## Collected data
^^^^^^^^

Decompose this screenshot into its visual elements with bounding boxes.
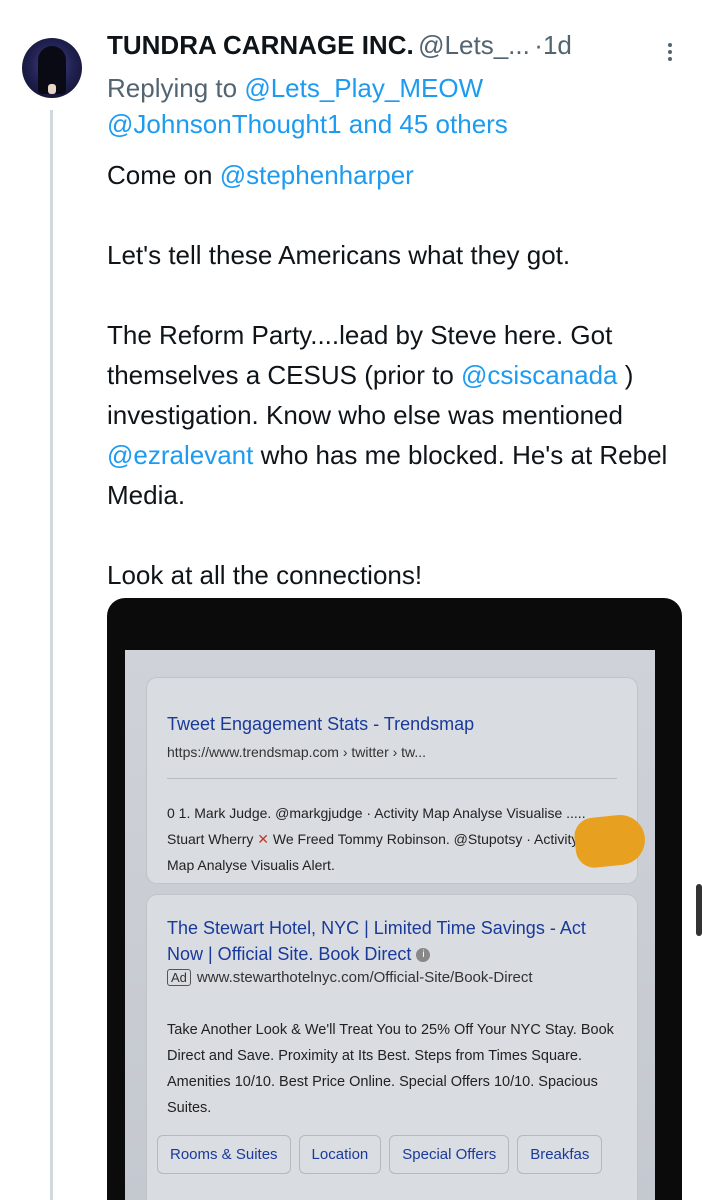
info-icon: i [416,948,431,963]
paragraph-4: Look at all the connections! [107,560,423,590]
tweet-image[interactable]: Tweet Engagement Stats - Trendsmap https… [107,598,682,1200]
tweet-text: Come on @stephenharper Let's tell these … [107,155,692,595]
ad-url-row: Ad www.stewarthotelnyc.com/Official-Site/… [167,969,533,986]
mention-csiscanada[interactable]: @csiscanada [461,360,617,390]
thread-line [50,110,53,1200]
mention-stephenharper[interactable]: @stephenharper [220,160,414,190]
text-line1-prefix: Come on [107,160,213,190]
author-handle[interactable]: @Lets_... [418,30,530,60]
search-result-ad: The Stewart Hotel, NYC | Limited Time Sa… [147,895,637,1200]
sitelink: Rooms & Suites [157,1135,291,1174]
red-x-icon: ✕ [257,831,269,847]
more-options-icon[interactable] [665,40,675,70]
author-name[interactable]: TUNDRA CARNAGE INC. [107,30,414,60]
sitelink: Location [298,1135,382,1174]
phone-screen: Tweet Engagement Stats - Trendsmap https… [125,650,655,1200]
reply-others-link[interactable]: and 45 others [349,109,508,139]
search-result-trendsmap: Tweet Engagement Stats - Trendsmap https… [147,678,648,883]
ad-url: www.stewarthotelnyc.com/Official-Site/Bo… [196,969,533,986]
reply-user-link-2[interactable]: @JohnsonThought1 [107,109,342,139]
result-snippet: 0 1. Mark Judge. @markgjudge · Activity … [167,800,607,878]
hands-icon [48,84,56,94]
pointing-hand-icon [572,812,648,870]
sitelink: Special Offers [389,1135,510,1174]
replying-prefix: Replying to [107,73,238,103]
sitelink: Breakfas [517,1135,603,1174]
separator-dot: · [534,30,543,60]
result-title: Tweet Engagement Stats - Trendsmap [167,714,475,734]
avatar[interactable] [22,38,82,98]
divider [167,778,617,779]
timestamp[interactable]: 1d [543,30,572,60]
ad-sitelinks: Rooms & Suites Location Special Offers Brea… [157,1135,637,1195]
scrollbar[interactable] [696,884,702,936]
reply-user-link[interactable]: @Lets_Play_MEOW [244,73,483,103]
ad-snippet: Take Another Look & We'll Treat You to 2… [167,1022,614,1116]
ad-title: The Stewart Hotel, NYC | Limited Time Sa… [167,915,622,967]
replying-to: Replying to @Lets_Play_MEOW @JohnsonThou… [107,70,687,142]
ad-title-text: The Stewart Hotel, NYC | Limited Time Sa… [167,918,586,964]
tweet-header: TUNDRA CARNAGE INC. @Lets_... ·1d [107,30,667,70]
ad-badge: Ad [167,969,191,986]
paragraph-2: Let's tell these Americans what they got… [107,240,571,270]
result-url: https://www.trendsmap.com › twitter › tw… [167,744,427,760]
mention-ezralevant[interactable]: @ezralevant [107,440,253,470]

^^^^^^^^

## To be done
Output every line of the records above without changing a character, and omit the pictures.

## Completed task
Decompose this screenshot into its visual elements with bounding boxes.
info-icon: i [416,948,431,963]
paragraph-4: Look at all the connections! [107,560,423,590]
tweet-image[interactable]: Tweet Engagement Stats - Trendsmap https… [107,598,682,1200]
tweet-text: Come on @stephenharper Let's tell these … [107,155,692,595]
ad-url-row: Ad www.stewarthotelnyc.com/Official-Site/… [167,969,533,986]
mention-csiscanada[interactable]: @csiscanada [461,360,617,390]
thread-line [50,110,53,1200]
mention-stephenharper[interactable]: @stephenharper [220,160,414,190]
text-line1-prefix: Come on [107,160,213,190]
author-handle[interactable]: @Lets_... [418,30,530,60]
search-result-ad: The Stewart Hotel, NYC | Limited Time Sa… [147,895,637,1200]
sitelink: Rooms & Suites [157,1135,291,1174]
red-x-icon: ✕ [257,831,269,847]
more-options-icon[interactable] [665,40,675,70]
author-name[interactable]: TUNDRA CARNAGE INC. [107,30,414,60]
sitelink: Location [298,1135,382,1174]
phone-screen: Tweet Engagement Stats - Trendsmap https… [125,650,655,1200]
reply-others-link[interactable]: and 45 others [349,109,508,139]
search-result-trendsmap: Tweet Engagement Stats - Trendsmap https… [147,678,648,883]
ad-url: www.stewarthotelnyc.com/Official-Site/Bo… [196,969,533,986]
reply-user-link-2[interactable]: @JohnsonThought1 [107,109,342,139]
result-snippet: 0 1. Mark Judge. @markgjudge · Activity … [167,800,607,878]
hands-icon [48,84,56,94]
pointing-hand-icon [572,812,648,870]
sitelink: Special Offers [389,1135,510,1174]
replying-prefix: Replying to [107,73,238,103]
sitelink: Breakfas [517,1135,603,1174]
separator-dot: · [534,30,543,60]
result-title: Tweet Engagement Stats - Trendsmap [167,714,475,734]
avatar[interactable] [22,38,82,98]
divider [167,778,617,779]
timestamp[interactable]: 1d [543,30,572,60]
ad-sitelinks: Rooms & Suites Location Special Offers Brea… [157,1135,637,1195]
scrollbar[interactable] [696,884,702,936]
reply-user-link[interactable]: @Lets_Play_MEOW [244,73,483,103]
ad-snippet: Take Another Look & We'll Treat You to 2… [167,1022,614,1116]
ad-title: The Stewart Hotel, NYC | Limited Time Sa… [167,915,622,967]
replying-to: Replying to @Lets_Play_MEOW @JohnsonThou… [107,70,687,142]
ad-title-text: The Stewart Hotel, NYC | Limited Time Sa… [167,918,586,964]
tweet-header: TUNDRA CARNAGE INC. @Lets_... ·1d [107,30,667,70]
ad-badge: Ad [167,969,191,986]
paragraph-2: Let's tell these Americans what they got… [107,240,571,270]
result-url: https://www.trendsmap.com › twitter › tw… [167,744,427,760]
mention-ezralevant[interactable]: @ezralevant [107,440,253,470]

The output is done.